*WHAT TO PRODUCE*: Reproduce every line of the listing below verbatim, without any alteration.

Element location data
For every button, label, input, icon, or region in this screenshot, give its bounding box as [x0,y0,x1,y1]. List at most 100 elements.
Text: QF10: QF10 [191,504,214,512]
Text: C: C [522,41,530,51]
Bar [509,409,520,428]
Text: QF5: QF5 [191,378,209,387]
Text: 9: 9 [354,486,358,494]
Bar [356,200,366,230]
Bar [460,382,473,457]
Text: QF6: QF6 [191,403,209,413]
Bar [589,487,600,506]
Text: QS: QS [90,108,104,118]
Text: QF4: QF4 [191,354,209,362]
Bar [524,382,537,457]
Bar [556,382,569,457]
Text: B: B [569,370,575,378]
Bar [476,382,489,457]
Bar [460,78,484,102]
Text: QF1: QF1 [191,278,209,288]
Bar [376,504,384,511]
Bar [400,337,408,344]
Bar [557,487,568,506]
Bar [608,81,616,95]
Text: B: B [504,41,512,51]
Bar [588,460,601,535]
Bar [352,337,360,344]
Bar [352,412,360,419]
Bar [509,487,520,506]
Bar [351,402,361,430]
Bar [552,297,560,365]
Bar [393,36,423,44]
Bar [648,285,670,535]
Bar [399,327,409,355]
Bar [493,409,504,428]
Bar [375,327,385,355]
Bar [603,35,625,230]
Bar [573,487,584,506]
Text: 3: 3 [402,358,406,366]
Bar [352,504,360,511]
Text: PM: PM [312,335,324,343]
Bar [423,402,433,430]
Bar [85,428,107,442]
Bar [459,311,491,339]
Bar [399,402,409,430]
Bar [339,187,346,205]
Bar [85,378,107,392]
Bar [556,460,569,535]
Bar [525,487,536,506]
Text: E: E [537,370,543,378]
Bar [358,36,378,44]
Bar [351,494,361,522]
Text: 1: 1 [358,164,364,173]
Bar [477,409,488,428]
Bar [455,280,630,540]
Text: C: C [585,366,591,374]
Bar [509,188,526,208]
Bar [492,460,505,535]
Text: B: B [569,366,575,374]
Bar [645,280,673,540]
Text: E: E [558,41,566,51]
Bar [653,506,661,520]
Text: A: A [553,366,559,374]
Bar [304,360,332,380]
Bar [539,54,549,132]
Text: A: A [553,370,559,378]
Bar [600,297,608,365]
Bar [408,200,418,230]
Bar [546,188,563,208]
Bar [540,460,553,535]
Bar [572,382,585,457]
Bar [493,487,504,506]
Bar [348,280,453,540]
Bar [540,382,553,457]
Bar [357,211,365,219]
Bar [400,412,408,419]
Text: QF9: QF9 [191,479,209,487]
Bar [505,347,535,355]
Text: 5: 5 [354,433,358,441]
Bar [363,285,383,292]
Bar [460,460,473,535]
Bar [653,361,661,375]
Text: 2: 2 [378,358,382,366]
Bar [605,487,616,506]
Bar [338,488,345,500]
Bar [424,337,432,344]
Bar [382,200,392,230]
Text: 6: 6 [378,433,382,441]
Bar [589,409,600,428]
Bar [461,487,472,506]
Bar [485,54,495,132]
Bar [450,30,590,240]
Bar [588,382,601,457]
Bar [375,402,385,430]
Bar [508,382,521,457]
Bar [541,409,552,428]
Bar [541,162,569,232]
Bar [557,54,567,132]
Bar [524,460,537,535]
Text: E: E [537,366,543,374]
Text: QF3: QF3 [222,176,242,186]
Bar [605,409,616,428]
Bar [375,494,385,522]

*PROBLEM SOLUTION*:
For every button, label, input, icon, or region in this screenshot, give its bounding box as [x0,y0,x1,y1]. List at most 100 elements.
Text: QF10: QF10 [191,504,214,512]
Text: C: C [522,41,530,51]
Bar [509,409,520,428]
Text: QF5: QF5 [191,378,209,387]
Text: 9: 9 [354,486,358,494]
Bar [356,200,366,230]
Bar [460,382,473,457]
Text: QF6: QF6 [191,403,209,413]
Bar [589,487,600,506]
Text: QS: QS [90,108,104,118]
Text: QF4: QF4 [191,354,209,362]
Bar [524,382,537,457]
Bar [556,382,569,457]
Text: B: B [569,370,575,378]
Bar [476,382,489,457]
Bar [460,78,484,102]
Text: QF1: QF1 [191,278,209,288]
Bar [376,504,384,511]
Bar [400,337,408,344]
Bar [557,487,568,506]
Bar [608,81,616,95]
Text: B: B [504,41,512,51]
Bar [588,460,601,535]
Bar [352,337,360,344]
Bar [352,412,360,419]
Bar [509,487,520,506]
Bar [351,402,361,430]
Bar [552,297,560,365]
Bar [393,36,423,44]
Bar [648,285,670,535]
Bar [399,327,409,355]
Bar [493,409,504,428]
Bar [375,327,385,355]
Bar [603,35,625,230]
Bar [573,487,584,506]
Text: 3: 3 [402,358,406,366]
Bar [352,504,360,511]
Text: PM: PM [312,335,324,343]
Bar [423,402,433,430]
Bar [85,428,107,442]
Bar [459,311,491,339]
Bar [399,402,409,430]
Bar [339,187,346,205]
Bar [85,378,107,392]
Bar [556,460,569,535]
Bar [525,487,536,506]
Text: E: E [537,370,543,378]
Bar [358,36,378,44]
Bar [351,494,361,522]
Text: 1: 1 [358,164,364,173]
Bar [477,409,488,428]
Bar [455,280,630,540]
Text: C: C [585,366,591,374]
Bar [509,188,526,208]
Bar [492,460,505,535]
Text: B: B [569,366,575,374]
Bar [645,280,673,540]
Text: E: E [558,41,566,51]
Bar [653,506,661,520]
Text: A: A [553,366,559,374]
Bar [304,360,332,380]
Bar [539,54,549,132]
Text: A: A [553,370,559,378]
Bar [600,297,608,365]
Bar [408,200,418,230]
Bar [546,188,563,208]
Bar [540,460,553,535]
Bar [572,382,585,457]
Bar [493,487,504,506]
Bar [348,280,453,540]
Bar [540,382,553,457]
Bar [357,211,365,219]
Bar [400,412,408,419]
Text: QF9: QF9 [191,479,209,487]
Bar [505,347,535,355]
Text: 5: 5 [354,433,358,441]
Bar [363,285,383,292]
Bar [460,460,473,535]
Bar [653,361,661,375]
Text: 2: 2 [378,358,382,366]
Bar [605,487,616,506]
Bar [338,488,345,500]
Bar [424,337,432,344]
Bar [382,200,392,230]
Text: 6: 6 [378,433,382,441]
Bar [589,409,600,428]
Bar [461,487,472,506]
Bar [485,54,495,132]
Bar [450,30,590,240]
Bar [588,382,601,457]
Bar [375,402,385,430]
Bar [508,382,521,457]
Bar [541,409,552,428]
Bar [541,162,569,232]
Bar [557,54,567,132]
Bar [524,460,537,535]
Text: E: E [537,366,543,374]
Text: QF3: QF3 [222,176,242,186]
Bar [605,409,616,428]
Bar [375,494,385,522]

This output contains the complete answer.